■ Directions
Pick out the lines in the listing below that contain the word "category" and copy them.

■ Records to use
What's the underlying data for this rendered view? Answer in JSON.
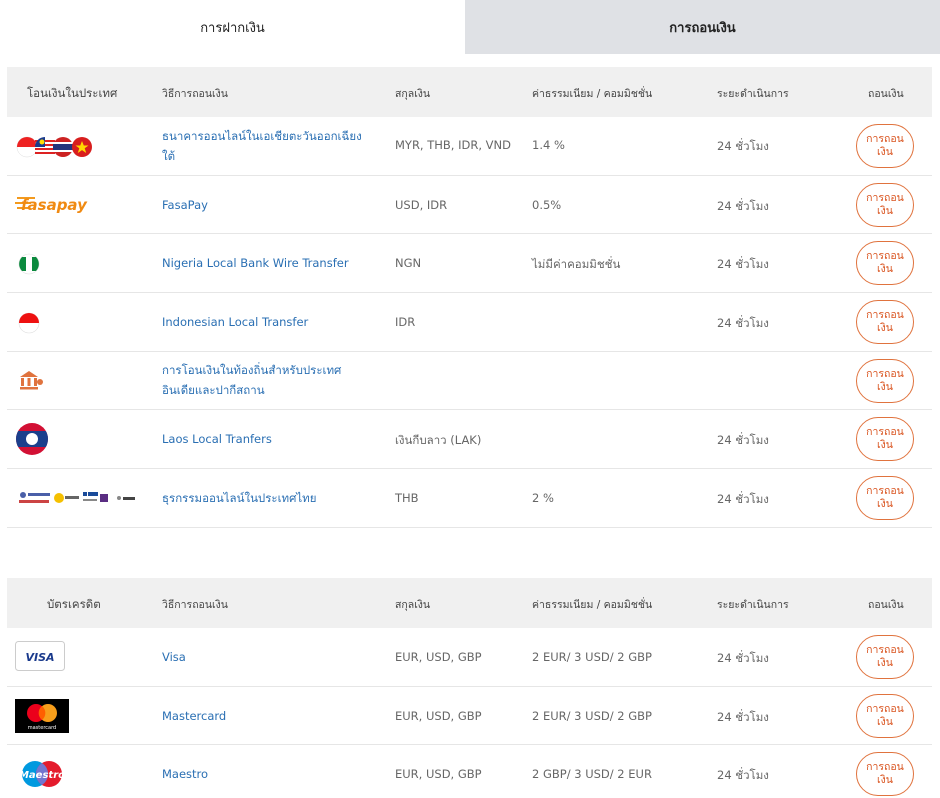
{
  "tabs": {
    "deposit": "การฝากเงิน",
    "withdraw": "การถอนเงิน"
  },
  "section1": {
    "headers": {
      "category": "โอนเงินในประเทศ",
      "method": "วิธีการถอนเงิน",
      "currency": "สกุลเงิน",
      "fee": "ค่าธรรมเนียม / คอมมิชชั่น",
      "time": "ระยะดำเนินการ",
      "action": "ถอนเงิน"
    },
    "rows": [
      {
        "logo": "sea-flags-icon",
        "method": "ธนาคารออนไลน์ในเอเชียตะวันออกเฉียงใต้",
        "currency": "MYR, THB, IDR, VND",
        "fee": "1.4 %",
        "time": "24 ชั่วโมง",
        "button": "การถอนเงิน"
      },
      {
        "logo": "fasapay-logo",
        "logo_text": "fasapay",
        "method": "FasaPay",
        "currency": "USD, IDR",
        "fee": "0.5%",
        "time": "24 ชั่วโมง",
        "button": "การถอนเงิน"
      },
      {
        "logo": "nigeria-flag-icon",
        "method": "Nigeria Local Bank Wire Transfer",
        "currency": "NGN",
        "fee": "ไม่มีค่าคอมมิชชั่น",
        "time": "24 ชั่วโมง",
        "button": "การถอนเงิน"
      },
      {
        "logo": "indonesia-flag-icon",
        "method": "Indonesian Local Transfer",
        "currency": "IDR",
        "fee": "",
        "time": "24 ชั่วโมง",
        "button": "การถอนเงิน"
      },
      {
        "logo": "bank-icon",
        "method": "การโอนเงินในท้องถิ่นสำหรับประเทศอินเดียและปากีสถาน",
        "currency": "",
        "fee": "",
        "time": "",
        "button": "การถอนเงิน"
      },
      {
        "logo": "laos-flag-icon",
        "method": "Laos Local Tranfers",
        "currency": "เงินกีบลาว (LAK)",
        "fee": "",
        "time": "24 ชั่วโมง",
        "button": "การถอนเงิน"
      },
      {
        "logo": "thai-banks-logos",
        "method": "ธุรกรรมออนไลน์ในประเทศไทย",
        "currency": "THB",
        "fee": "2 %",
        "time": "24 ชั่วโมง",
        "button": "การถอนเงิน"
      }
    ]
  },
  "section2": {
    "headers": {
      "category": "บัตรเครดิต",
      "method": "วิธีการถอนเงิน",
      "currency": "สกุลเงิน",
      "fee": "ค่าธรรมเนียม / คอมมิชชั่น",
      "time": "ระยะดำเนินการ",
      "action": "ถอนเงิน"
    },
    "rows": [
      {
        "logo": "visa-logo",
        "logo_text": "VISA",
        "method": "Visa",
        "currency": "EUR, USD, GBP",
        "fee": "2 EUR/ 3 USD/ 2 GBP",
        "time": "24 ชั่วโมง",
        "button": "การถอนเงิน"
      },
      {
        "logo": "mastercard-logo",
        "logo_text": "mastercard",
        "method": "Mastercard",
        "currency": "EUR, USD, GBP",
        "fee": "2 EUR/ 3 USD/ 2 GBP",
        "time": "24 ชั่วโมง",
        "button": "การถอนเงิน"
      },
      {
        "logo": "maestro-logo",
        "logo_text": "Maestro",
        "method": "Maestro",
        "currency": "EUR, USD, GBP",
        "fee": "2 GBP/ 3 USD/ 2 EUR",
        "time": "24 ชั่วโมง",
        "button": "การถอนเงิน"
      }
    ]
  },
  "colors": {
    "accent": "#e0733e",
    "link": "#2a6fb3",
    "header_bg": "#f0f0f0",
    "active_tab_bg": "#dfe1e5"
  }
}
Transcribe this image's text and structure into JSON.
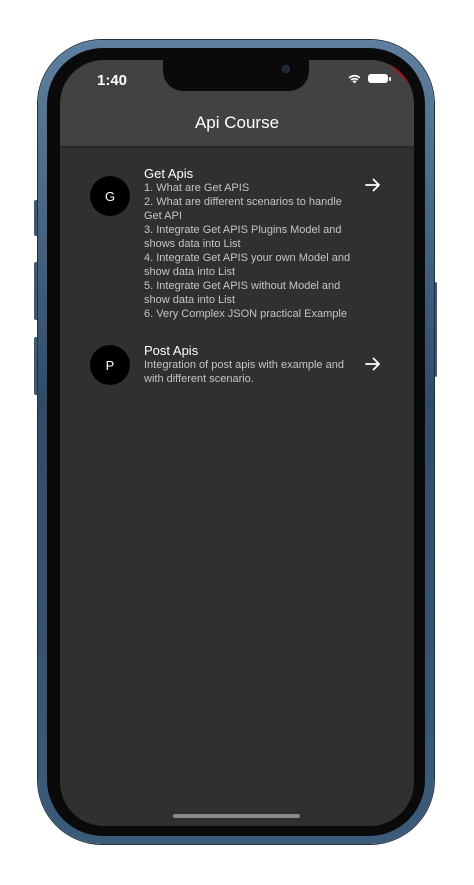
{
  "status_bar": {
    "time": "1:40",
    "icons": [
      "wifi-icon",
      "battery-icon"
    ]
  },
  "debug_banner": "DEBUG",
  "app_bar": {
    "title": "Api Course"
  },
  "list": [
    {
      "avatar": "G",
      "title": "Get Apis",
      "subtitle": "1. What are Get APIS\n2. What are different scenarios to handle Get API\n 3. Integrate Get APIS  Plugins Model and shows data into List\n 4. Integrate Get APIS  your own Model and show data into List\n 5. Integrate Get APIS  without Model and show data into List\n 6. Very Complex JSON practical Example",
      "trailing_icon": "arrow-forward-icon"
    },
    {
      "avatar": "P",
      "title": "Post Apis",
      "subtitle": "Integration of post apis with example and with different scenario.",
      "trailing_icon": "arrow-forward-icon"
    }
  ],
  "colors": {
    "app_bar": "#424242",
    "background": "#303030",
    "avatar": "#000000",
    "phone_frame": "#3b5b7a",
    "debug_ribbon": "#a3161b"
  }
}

■ Solution below
      "category": "โอนเงินในประเทศ",
      "category": "บัตรเครดิต",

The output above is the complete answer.